- SHORT PROBLEM
Identify all lines in the listing that include the word "pour", and copy them out.
# INPUT FOR THIS TASK start
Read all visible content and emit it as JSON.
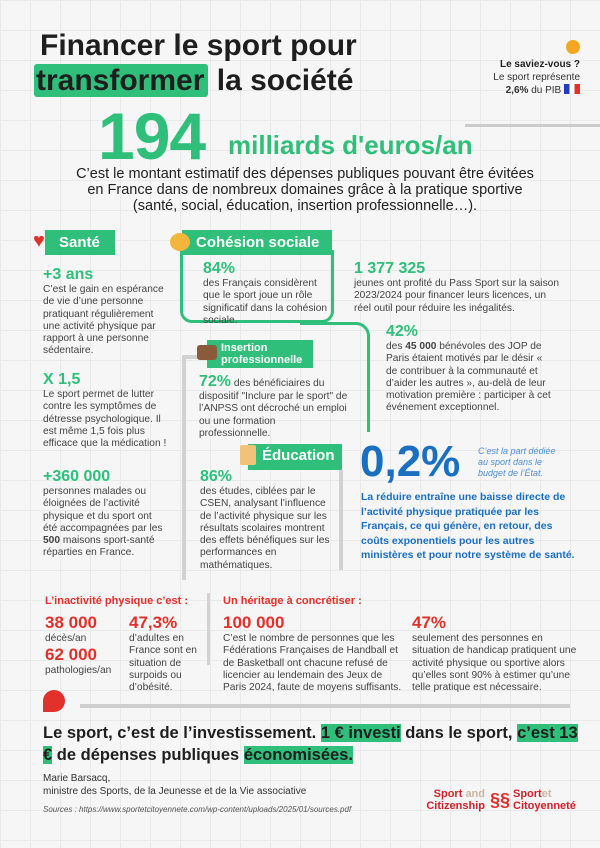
{
  "title": {
    "line1": "Financer le sport pour",
    "highlight": "transformer",
    "rest": "la société"
  },
  "didyouknow": {
    "heading": "Le saviez-vous ?",
    "line1": "Le sport représente",
    "value": "2,6%",
    "suffix": "du PIB"
  },
  "hero": {
    "number": "194",
    "unit": "milliards d'euros/an",
    "description": "C’est le montant estimatif des dépenses publiques pouvant être évitées en France dans de nombreux domaines grâce à la pratique sportive (santé, social, éducation, insertion professionnelle…)."
  },
  "sante": {
    "label": "Santé",
    "items": [
      {
        "value": "+3 ans",
        "text": "C’est le gain en espérance de vie d’une personne pratiquant régulièrement une activité physique par rapport à une personne sédentaire."
      },
      {
        "value": "X 1,5",
        "text": "Le sport permet de lutter contre les symptômes de détresse psychologique. Il est même 1,5 fois plus efficace que la médication !"
      },
      {
        "value": "+360 000",
        "text_a": "personnes malades ou éloignées de l’activité physique et du sport ont été accompagnées par les ",
        "bold": "500",
        "text_b": " maisons sport-santé réparties en France."
      }
    ]
  },
  "cohesion": {
    "label": "Cohésion sociale",
    "items": [
      {
        "value": "84%",
        "text": "des Français considèrent que le sport joue un rôle significatif dans la cohésion sociale."
      },
      {
        "value": "1 377 325",
        "text": "jeunes ont profité du Pass Sport sur la saison 2023/2024 pour financer leurs licences, un réel outil pour réduire les inégalités."
      },
      {
        "value": "42%",
        "text_a": "des ",
        "bold": "45 000",
        "text_b": " bénévoles des JOP de Paris  étaient motivés par le désir « de contribuer à la communauté et d’aider les autres », au-delà de leur motivation première : participer à cet événement exceptionnel."
      }
    ]
  },
  "insertion": {
    "label_1": "Insertion",
    "label_2": "professionnelle",
    "value": "72%",
    "text": " des bénéficiaires du dispositif \"Inclure par le sport\" de l’ANPSS ont décroché un emploi ou une formation professionnelle."
  },
  "education": {
    "label": "Éducation",
    "value": "86%",
    "text": "des études, ciblées par le CSEN, analysant l’influence de l’activité physique sur les résultats scolaires montrent des effets bénéfiques sur les performances en mathématiques."
  },
  "budget": {
    "value": "0,2%",
    "note": "C’est la part dédiée au sport dans le budget de l’État.",
    "text": "La réduire entraîne une baisse directe de l’activité physique pratiquée par les Français, ce qui génère, en retour, des coûts exponentiels pour les autres ministères et pour notre système de santé."
  },
  "inactivite": {
    "heading": "L’inactivité physique c’est :",
    "items": [
      {
        "value": "38 000",
        "text": "décès/an"
      },
      {
        "value": "62 000",
        "text": "pathologies/an"
      },
      {
        "value": "47,3%",
        "text": "d’adultes en France sont en situation de surpoids ou d’obésité."
      }
    ]
  },
  "heritage": {
    "heading": "Un héritage à concrétiser :",
    "items": [
      {
        "value": "100 000",
        "text": "C’est le nombre de personnes que les Fédérations Françaises de Handball et de Basketball ont chacune refusé de licencier au lendemain des Jeux de Paris 2024, faute de moyens suffisants."
      },
      {
        "value": "47%",
        "text": "seulement des personnes en situation de handicap pratiquent une activité physique ou sportive alors qu’elles sont 90% à estimer qu’une telle pratique est nécessaire."
      }
    ]
  },
  "quote": {
    "p1": "Le sport, c’est de l’investissement. ",
    "h1": "1 € investi",
    "p2": " dans le sport, ",
    "h2": "c’est 13 €",
    "p3": " de dépenses publiques ",
    "h3": "économisées.",
    "author": "Marie Barsacq,",
    "role": "ministre des Sports, de la Jeunesse et de la Vie associative"
  },
  "sources": "Sources : https://www.sportetcitoyennete.com/wp-content/uploads/2025/01/sources.pdf",
  "logos": {
    "left_1": "Sport",
    "left_2": "and",
    "left_3": "Citizenship",
    "right_1": "Sport",
    "right_2": "et",
    "right_3": "Citoyenneté"
  },
  "colors": {
    "green": "#2fbf7a",
    "blue": "#1a6fc0",
    "red": "#e2302a"
  }
}
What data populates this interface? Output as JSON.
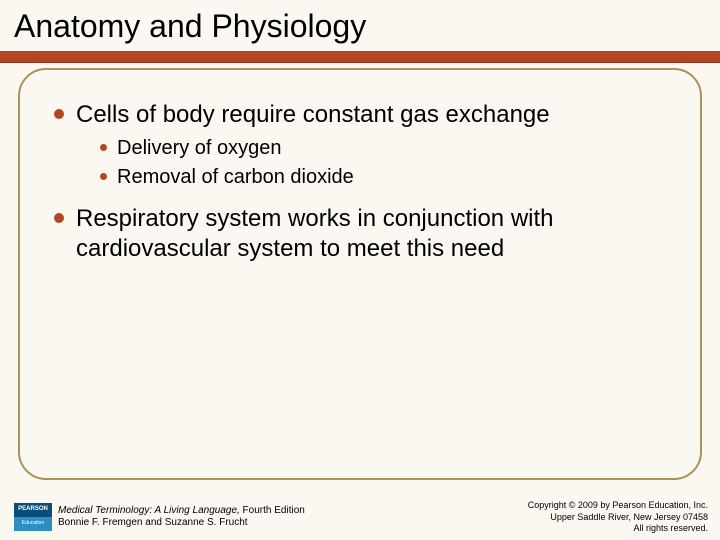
{
  "colors": {
    "accent": "#b5451f",
    "border": "#aa915a",
    "background": "#faf8f0",
    "text": "#000000",
    "logo_dark": "#0a4d7a",
    "logo_light": "#2d8fbf"
  },
  "title": "Anatomy and Physiology",
  "bullets": [
    {
      "text": "Cells of body require constant gas exchange",
      "children": [
        {
          "text": "Delivery of oxygen"
        },
        {
          "text": "Removal of carbon dioxide"
        }
      ]
    },
    {
      "text": "Respiratory system works in conjunction with cardiovascular system to meet this need",
      "children": []
    }
  ],
  "footer": {
    "logo_top": "PEARSON",
    "logo_bottom": "Education",
    "book_title": "Medical Terminology: A Living Language,",
    "book_edition": " Fourth Edition",
    "authors": "Bonnie F. Fremgen and Suzanne S. Frucht",
    "copyright_line1": "Copyright © 2009 by Pearson Education, Inc.",
    "copyright_line2": "Upper Saddle River, New Jersey 07458",
    "copyright_line3": "All rights reserved."
  }
}
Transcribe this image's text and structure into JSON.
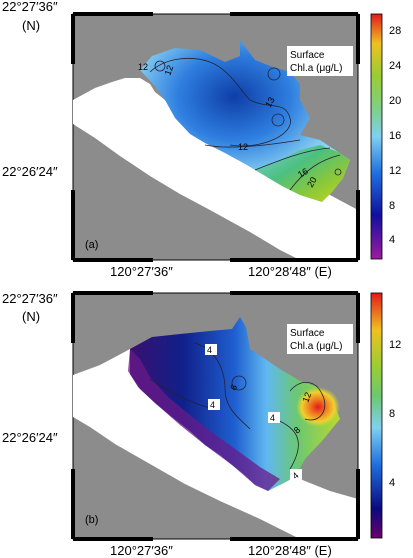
{
  "panels": [
    {
      "letter": "(a)",
      "legend_title_line1": "Surface",
      "legend_title_line2": "Chl.a (μg/L)",
      "colorbar_ticks": [
        "28",
        "24",
        "20",
        "16",
        "12",
        "8",
        "4"
      ],
      "contour_labels": [
        "12",
        "12",
        "13",
        "12",
        "16",
        "20"
      ],
      "lat_top": "22°27′36″",
      "lat_top_hemi": "(N)",
      "lat_mid": "22°26′24″",
      "lon_left": "120°27′36″",
      "lon_right": "120°28′48″ (E)"
    },
    {
      "letter": "(b)",
      "legend_title_line1": "Surface",
      "legend_title_line2": "Chl.a (μg/L)",
      "colorbar_ticks": [
        "12",
        "8",
        "4"
      ],
      "contour_labels": [
        "4",
        "6",
        "4",
        "4",
        "8",
        "12",
        "4"
      ],
      "lat_top": "22°27′36″",
      "lat_top_hemi": "(N)",
      "lat_mid": "22°26′24″",
      "lon_left": "120°27′36″",
      "lon_right": "120°28′48″ (E)"
    }
  ],
  "colors": {
    "land": "#8c8c8c",
    "sea": "#ffffff",
    "high": "#e31a1c",
    "mid": "#9acd32",
    "low": "#1f3fbf",
    "lowest": "#8b008b"
  }
}
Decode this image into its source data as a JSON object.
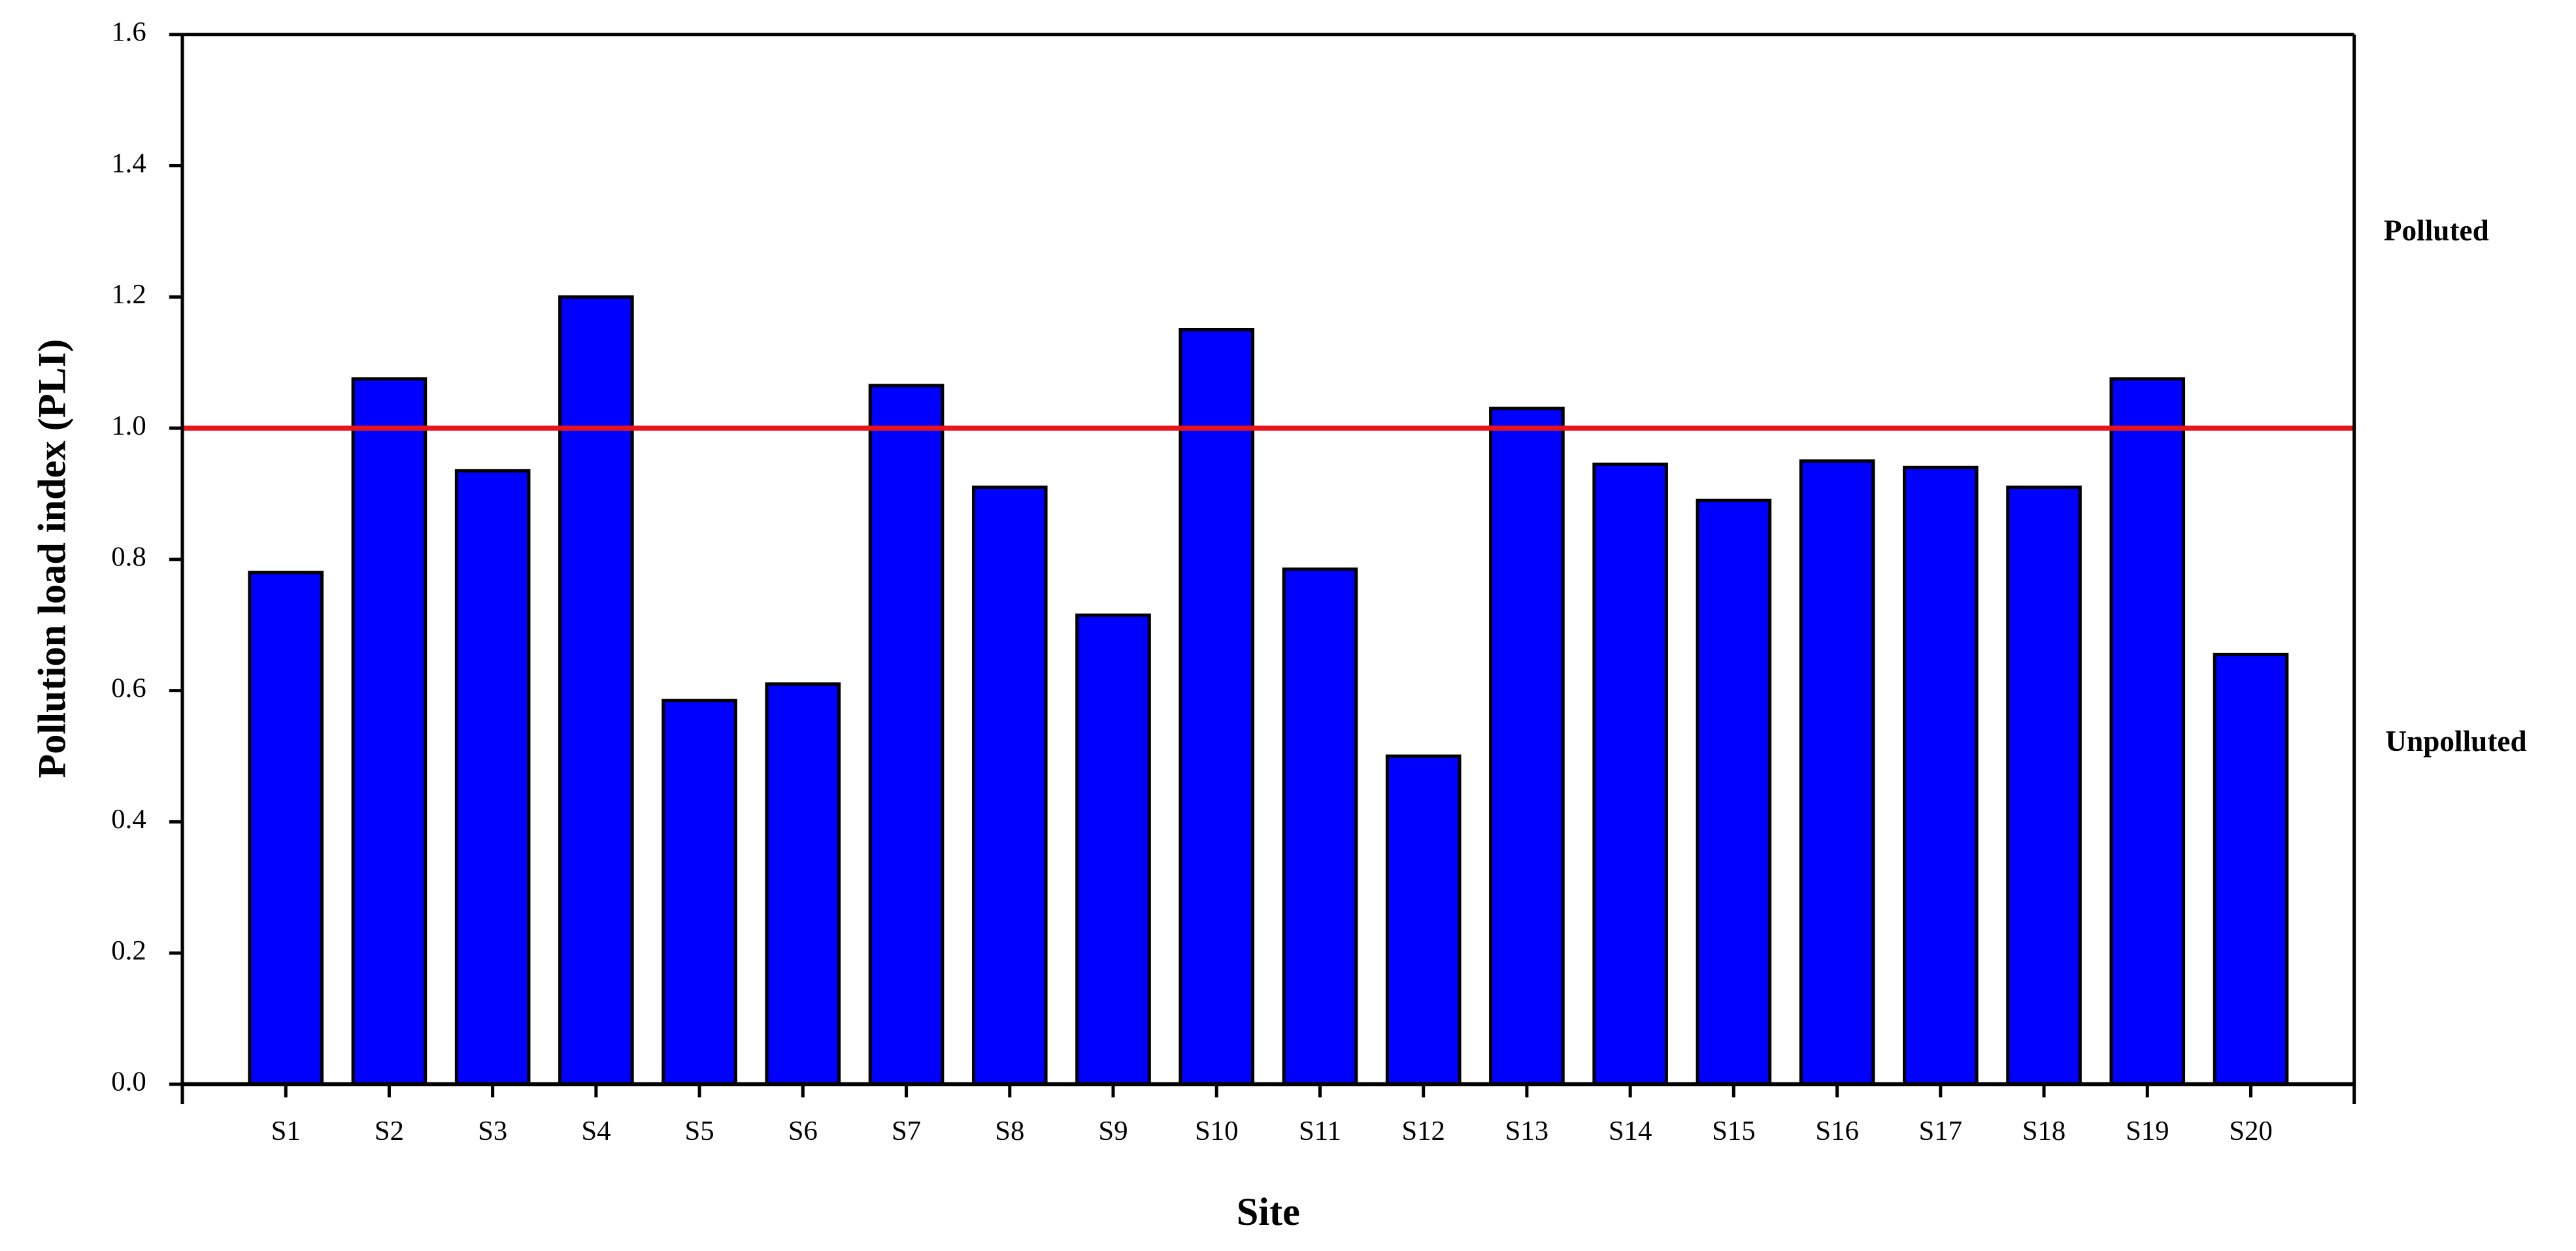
{
  "chart_data": {
    "type": "bar",
    "x_label": "Site",
    "y_label": "Pollution load index (PLI)",
    "categories": [
      "S1",
      "S2",
      "S3",
      "S4",
      "S5",
      "S6",
      "S7",
      "S8",
      "S9",
      "S10",
      "S11",
      "S12",
      "S13",
      "S14",
      "S15",
      "S16",
      "S17",
      "S18",
      "S19",
      "S20"
    ],
    "values": [
      0.78,
      1.075,
      0.935,
      1.2,
      0.585,
      0.61,
      1.065,
      0.91,
      0.715,
      1.15,
      0.785,
      0.5,
      1.03,
      0.945,
      0.89,
      0.95,
      0.94,
      0.91,
      1.075,
      0.655
    ],
    "color": "#0000ff",
    "ylim": [
      0,
      1.6
    ],
    "yticks": [
      {
        "value": 0,
        "label": "0.0"
      },
      0.2,
      0.4,
      0.6,
      0.8,
      {
        "value": 1,
        "label": "1.0"
      },
      1.2,
      1.4,
      1.6
    ],
    "reference_line": {
      "value": 1,
      "color": "#e8141c"
    },
    "annotations": [
      "Polluted",
      "Unpolluted"
    ]
  }
}
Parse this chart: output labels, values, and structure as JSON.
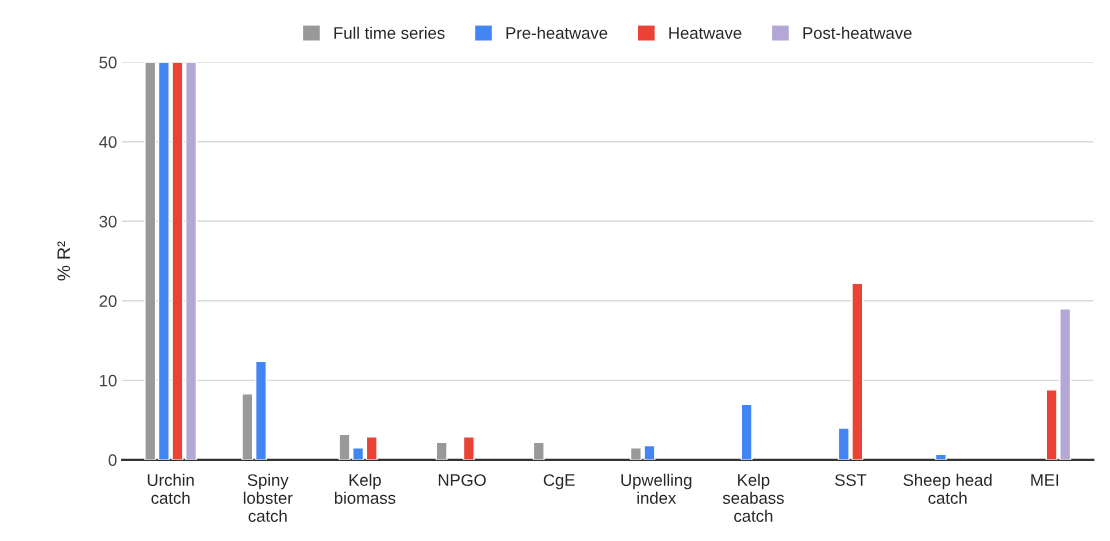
{
  "chart_data": {
    "type": "bar",
    "ylabel": "% R²",
    "categories": [
      "Urchin\ncatch",
      "Spiny\nlobster\ncatch",
      "Kelp\nbiomass",
      "NPGO",
      "CgE",
      "Upwelling\nindex",
      "Kelp\nseabass\ncatch",
      "SST",
      "Sheep head\ncatch",
      "MEI"
    ],
    "series": [
      {
        "name": "Full time series",
        "color": "#999999",
        "values": [
          50,
          8.3,
          3.2,
          2.2,
          2.2,
          1.5,
          null,
          null,
          null,
          null
        ]
      },
      {
        "name": "Pre-heatwave",
        "color": "#4285f4",
        "values": [
          50,
          12.4,
          1.5,
          null,
          null,
          1.8,
          7.0,
          4.0,
          0.7,
          null
        ]
      },
      {
        "name": "Heatwave",
        "color": "#ea4335",
        "values": [
          50,
          null,
          2.9,
          2.9,
          null,
          null,
          null,
          22.2,
          null,
          8.8
        ]
      },
      {
        "name": "Post-heatwave",
        "color": "#b4a7d6",
        "values": [
          50,
          null,
          null,
          null,
          null,
          null,
          null,
          null,
          null,
          19.0
        ]
      }
    ],
    "ylim": [
      0,
      50
    ],
    "yticks": [
      0,
      10,
      20,
      30,
      40,
      50
    ],
    "grid": "y",
    "legend": "top"
  }
}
# INPUT FOR THIS TASK end
- RESULT OF THE TASK
    "line1": "Financer le sport pour",
        "text": "jeunes ont profité du Pass Sport sur la saison 2023/2024 pour financer leurs licences, un réel outil pour réduire les inégalités."
    "text": "La réduire entraîne une baisse directe de l’activité physique pratiquée par les Français, ce qui génère, en retour, des coûts exponentiels pour les autres ministères et pour notre système de santé."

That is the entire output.